▸ THE EXERCISE:
Can you copy the entries below word for word, from the line with "Segment this screenshot: for" to the line with "D30 label center", and leave the pictures out?

start DATA

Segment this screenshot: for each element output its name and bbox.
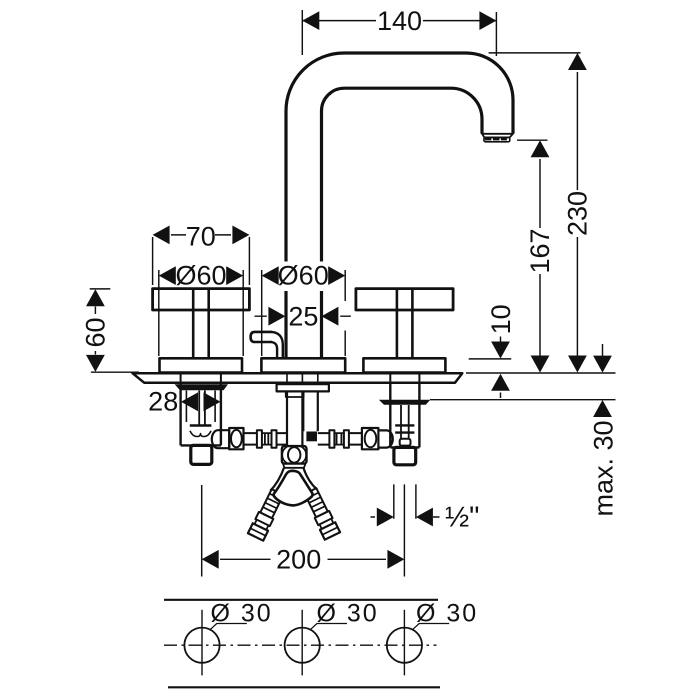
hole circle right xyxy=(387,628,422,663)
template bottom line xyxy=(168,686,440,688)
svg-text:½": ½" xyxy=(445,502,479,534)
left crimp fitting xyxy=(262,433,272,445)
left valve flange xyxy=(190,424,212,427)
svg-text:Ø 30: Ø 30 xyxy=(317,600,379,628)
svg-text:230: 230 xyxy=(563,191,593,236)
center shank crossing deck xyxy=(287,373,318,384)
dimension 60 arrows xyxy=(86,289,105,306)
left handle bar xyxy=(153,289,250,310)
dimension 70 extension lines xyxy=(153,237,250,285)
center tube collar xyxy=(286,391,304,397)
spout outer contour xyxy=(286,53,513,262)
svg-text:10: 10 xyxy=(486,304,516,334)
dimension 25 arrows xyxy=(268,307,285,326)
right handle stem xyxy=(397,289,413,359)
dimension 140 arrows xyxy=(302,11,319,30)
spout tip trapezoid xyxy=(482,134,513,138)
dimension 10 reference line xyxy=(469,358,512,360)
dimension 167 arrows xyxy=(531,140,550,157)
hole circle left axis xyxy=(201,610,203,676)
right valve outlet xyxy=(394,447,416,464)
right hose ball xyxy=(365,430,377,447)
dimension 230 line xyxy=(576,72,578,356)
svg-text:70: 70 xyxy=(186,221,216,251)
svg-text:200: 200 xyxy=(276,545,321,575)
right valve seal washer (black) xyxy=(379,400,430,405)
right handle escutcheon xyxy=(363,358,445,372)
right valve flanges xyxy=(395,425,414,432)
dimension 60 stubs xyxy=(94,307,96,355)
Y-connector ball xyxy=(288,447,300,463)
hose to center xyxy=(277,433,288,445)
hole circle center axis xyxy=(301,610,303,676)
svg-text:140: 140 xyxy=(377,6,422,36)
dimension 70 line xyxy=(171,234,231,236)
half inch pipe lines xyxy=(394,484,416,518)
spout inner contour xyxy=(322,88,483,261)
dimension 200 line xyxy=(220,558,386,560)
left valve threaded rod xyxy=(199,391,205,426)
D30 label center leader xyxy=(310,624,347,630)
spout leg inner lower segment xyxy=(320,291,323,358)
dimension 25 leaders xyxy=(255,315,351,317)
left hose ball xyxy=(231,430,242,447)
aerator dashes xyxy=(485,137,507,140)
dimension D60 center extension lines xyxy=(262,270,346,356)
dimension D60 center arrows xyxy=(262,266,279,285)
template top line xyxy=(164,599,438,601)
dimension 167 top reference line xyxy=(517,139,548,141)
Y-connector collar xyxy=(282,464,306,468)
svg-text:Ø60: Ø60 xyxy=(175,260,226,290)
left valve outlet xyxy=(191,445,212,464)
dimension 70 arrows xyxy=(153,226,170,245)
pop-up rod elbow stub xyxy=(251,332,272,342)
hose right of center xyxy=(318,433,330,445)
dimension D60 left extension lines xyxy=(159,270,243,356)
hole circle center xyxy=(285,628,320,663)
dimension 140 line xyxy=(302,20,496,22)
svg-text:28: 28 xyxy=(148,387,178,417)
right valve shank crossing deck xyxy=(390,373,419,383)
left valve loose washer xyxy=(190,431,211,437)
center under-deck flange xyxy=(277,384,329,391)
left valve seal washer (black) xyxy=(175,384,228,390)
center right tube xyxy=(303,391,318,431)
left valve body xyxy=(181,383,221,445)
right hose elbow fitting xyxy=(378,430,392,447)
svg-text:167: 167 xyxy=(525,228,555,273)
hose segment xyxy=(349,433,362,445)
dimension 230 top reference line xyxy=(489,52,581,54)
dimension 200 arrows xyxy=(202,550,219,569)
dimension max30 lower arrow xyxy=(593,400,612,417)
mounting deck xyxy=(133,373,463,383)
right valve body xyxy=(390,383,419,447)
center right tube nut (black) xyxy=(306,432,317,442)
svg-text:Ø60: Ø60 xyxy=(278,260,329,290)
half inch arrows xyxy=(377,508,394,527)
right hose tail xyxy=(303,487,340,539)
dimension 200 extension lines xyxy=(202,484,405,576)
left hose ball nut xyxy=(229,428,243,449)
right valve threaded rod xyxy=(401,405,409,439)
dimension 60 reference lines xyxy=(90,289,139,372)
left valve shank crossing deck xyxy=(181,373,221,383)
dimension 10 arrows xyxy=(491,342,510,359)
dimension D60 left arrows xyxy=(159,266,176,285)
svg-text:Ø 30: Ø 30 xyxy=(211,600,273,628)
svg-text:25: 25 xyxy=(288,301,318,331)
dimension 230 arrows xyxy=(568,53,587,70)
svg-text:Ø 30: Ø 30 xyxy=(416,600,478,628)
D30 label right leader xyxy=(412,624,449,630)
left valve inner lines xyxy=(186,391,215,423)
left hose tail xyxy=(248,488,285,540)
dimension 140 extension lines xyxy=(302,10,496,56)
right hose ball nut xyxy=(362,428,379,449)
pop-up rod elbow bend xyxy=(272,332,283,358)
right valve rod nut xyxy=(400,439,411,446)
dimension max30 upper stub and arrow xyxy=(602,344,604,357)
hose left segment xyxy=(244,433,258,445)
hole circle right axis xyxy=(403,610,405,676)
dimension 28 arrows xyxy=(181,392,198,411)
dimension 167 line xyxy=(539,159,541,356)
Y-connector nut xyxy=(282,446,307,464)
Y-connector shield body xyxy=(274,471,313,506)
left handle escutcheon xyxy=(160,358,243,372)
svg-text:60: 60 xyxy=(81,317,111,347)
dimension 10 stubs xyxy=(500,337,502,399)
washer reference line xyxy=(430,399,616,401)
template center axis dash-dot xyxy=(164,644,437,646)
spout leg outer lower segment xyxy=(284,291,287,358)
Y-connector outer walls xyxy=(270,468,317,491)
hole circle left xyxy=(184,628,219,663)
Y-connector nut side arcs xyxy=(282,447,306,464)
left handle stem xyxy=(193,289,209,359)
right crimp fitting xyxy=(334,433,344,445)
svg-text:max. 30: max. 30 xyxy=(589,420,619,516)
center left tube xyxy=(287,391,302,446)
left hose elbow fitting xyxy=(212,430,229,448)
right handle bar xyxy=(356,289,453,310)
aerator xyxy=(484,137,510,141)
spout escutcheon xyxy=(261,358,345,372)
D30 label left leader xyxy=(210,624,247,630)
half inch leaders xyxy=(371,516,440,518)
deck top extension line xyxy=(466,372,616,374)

end DATA
start DATA

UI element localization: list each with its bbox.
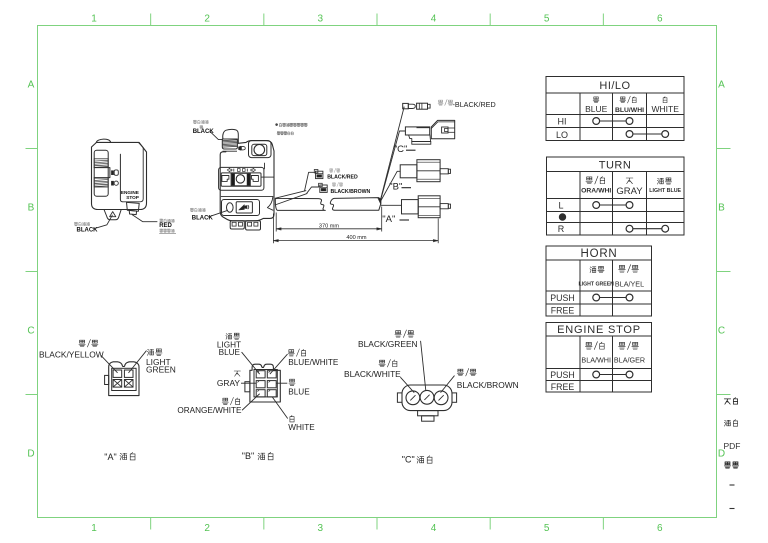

end DATA
start DATA

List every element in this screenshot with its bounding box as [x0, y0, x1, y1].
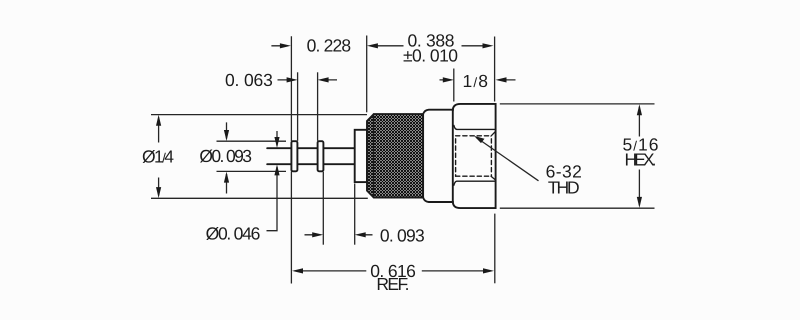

end DATA

▸ WRITTEN RESPONSE:
Segment this screenshot: for each element output its name and bbox.
hole circle right xyxy=(387,628,422,663)
template bottom line xyxy=(168,686,440,688)
svg-text:½": ½" xyxy=(445,502,479,534)
left crimp fitting xyxy=(262,433,272,445)
left valve flange xyxy=(190,424,212,427)
svg-text:Ø 30: Ø 30 xyxy=(317,600,379,628)
svg-text:230: 230 xyxy=(563,191,593,236)
center shank crossing deck xyxy=(287,373,318,384)
dimension 60 arrows xyxy=(86,289,105,306)
left handle bar xyxy=(153,289,250,310)
dimension 70 extension lines xyxy=(153,237,250,285)
center tube collar xyxy=(286,391,304,397)
spout outer contour xyxy=(286,53,513,262)
svg-text:10: 10 xyxy=(486,304,516,334)
dimension 25 arrows xyxy=(268,307,285,326)
right handle stem xyxy=(397,289,413,359)
dimension 140 arrows xyxy=(302,11,319,30)
spout tip trapezoid xyxy=(482,134,513,138)
dimension 10 reference line xyxy=(469,358,512,360)
dimension 167 arrows xyxy=(531,140,550,157)
hole circle left axis xyxy=(201,610,203,676)
right valve outlet xyxy=(394,447,416,464)
right hose ball xyxy=(365,430,377,447)
dimension 230 line xyxy=(576,72,578,356)
svg-text:70: 70 xyxy=(186,221,216,251)
svg-text:200: 200 xyxy=(276,545,321,575)
right valve seal washer (black) xyxy=(379,400,430,405)
right handle escutcheon xyxy=(363,358,445,372)
right valve flanges xyxy=(395,425,414,432)
dimension 60 stubs xyxy=(94,307,96,355)
Y-connector ball xyxy=(288,447,300,463)
hose to center xyxy=(277,433,288,445)
hole circle center axis xyxy=(301,610,303,676)
svg-text:140: 140 xyxy=(377,6,422,36)
dimension 70 line xyxy=(171,234,231,236)
half inch pipe lines xyxy=(394,484,416,518)
spout inner contour xyxy=(322,88,483,261)
dimension 200 line xyxy=(220,558,386,560)
left valve threaded rod xyxy=(199,391,205,426)
D30 label center leader xyxy=(310,624,347,630)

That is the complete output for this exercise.